[Dataset excerpt]
________

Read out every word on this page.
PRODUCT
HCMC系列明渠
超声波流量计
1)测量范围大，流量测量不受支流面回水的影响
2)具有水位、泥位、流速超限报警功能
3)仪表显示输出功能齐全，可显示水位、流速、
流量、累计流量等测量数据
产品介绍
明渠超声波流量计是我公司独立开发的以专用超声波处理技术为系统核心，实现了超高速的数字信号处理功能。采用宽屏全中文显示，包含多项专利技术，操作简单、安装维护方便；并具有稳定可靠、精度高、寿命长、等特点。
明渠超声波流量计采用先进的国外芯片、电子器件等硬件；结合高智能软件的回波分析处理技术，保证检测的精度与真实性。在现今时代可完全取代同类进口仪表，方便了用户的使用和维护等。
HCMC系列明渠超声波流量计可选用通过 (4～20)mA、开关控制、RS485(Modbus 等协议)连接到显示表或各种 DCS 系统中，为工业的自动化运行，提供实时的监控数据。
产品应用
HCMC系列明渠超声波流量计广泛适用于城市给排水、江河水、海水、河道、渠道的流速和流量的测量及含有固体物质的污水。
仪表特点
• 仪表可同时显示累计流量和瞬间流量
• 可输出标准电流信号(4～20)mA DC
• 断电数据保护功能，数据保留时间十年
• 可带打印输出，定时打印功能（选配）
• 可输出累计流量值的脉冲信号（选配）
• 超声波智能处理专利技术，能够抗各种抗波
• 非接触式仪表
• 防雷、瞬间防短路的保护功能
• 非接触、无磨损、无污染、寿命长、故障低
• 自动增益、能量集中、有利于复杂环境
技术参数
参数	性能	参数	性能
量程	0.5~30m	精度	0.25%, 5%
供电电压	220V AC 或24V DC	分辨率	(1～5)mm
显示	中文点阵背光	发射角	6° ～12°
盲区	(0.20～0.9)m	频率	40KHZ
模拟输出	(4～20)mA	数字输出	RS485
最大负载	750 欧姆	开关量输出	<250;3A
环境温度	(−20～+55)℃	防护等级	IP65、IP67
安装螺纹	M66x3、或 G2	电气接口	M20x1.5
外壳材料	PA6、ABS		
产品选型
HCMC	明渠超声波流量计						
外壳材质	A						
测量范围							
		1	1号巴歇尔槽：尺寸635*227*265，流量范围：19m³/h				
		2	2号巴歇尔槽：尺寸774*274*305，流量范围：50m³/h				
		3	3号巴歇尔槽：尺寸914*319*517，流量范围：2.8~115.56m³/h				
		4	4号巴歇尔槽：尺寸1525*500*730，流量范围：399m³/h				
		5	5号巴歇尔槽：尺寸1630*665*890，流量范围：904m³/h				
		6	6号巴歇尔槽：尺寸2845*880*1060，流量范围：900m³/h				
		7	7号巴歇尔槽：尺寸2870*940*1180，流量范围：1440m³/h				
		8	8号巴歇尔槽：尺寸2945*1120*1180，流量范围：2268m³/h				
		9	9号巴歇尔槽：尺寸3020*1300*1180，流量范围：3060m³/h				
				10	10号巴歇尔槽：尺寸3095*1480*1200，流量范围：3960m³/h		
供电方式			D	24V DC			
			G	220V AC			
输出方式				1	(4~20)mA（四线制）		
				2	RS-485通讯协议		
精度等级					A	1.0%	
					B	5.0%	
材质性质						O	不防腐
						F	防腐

________

Direction
Print every entry exactly as written.

Task output
Read out every word on this page.
PRODUCT
HCMC系列明渠
超声波流量计
1)测量范围大，流量测量不受支流面回水的影响
2)具有水位、泥位、流速超限报警功能
3)仪表显示输出功能齐全，可显示水位、流速、
流量、累计流量等测量数据
产品介绍
明渠超声波流量计是我公司独立开发的以专用超声波处理技术为系统核心，实现了超高速的数字信号处理功能。采用宽屏全中文显示，包含多项专利技术，操作简单、安装维护方便；并具有稳定可靠、精度高、寿命长、等特点。
明渠超声波流量计采用先进的国外芯片、电子器件等硬件；结合高智能软件的回波分析处理技术，保证检测的精度与真实性。在现今时代可完全取代同类进口仪表，方便了用户的使用和维护等。
HCMC系列明渠超声波流量计可选用通过 (4～20)mA、开关控制、RS485(Modbus 等协议)连接到显示表或各种 DCS 系统中，为工业的自动化运行，提供实时的监控数据。
产品应用
HCMC系列明渠超声波流量计广泛适用于城市给排水、江河水、海水、河道、渠道的流速和流量的测量及含有固体物质的污水。
仪表特点
• 仪表可同时显示累计流量和瞬间流量
• 可输出标准电流信号(4～20)mA DC
• 断电数据保护功能，数据保留时间十年
• 可带打印输出，定时打印功能（选配）
• 可输出累计流量值的脉冲信号（选配）
• 超声波智能处理专利技术，能够抗各种抗波
• 非接触式仪表
• 防雷、瞬间防短路的保护功能
• 非接触、无磨损、无污染、寿命长、故障低
• 自动增益、能量集中、有利于复杂环境
技术参数
参数	性能	参数	性能
量程	0.5~30m	精度	0.25%, 5%
供电电压	220V AC 或24V DC	分辨率	(1～5)mm
显示	中文点阵背光	发射角	6° ～12°
盲区	(0.20～0.9)m	频率	40KHZ
模拟输出	(4～20)mA	数字输出	RS485
最大负载	750 欧姆	开关量输出	<250;3A
环境温度	(−20～+55)℃	防护等级	IP65、IP67
安装螺纹	M66x3、或 G2	电气接口	M20x1.5
外壳材料	PA6、ABS		
产品选型
HCMC	明渠超声波流量计						
外壳材质	A						
测量范围							
		1	1号巴歇尔槽：尺寸635*227*265，流量范围：19m³/h				
		2	2号巴歇尔槽：尺寸774*274*305，流量范围：50m³/h				
		3	3号巴歇尔槽：尺寸914*319*517，流量范围：2.8~115.56m³/h				
		4	4号巴歇尔槽：尺寸1525*500*730，流量范围：399m³/h				
		5	5号巴歇尔槽：尺寸1630*665*890，流量范围：904m³/h				
		6	6号巴歇尔槽：尺寸2845*880*1060，流量范围：900m³/h				
		7	7号巴歇尔槽：尺寸2870*940*1180，流量范围：1440m³/h				
		8	8号巴歇尔槽：尺寸2945*1120*1180，流量范围：2268m³/h				
		9	9号巴歇尔槽：尺寸3020*1300*1180，流量范围：3060m³/h				
				10	10号巴歇尔槽：尺寸3095*1480*1200，流量范围：3960m³/h		
供电方式			D	24V DC			
			G	220V AC			
输出方式				1	(4~20)mA（四线制）		
				2	RS-485通讯协议		
精度等级					A	1.0%	
					B	5.0%	
材质性质						O	不防腐
						F	防腐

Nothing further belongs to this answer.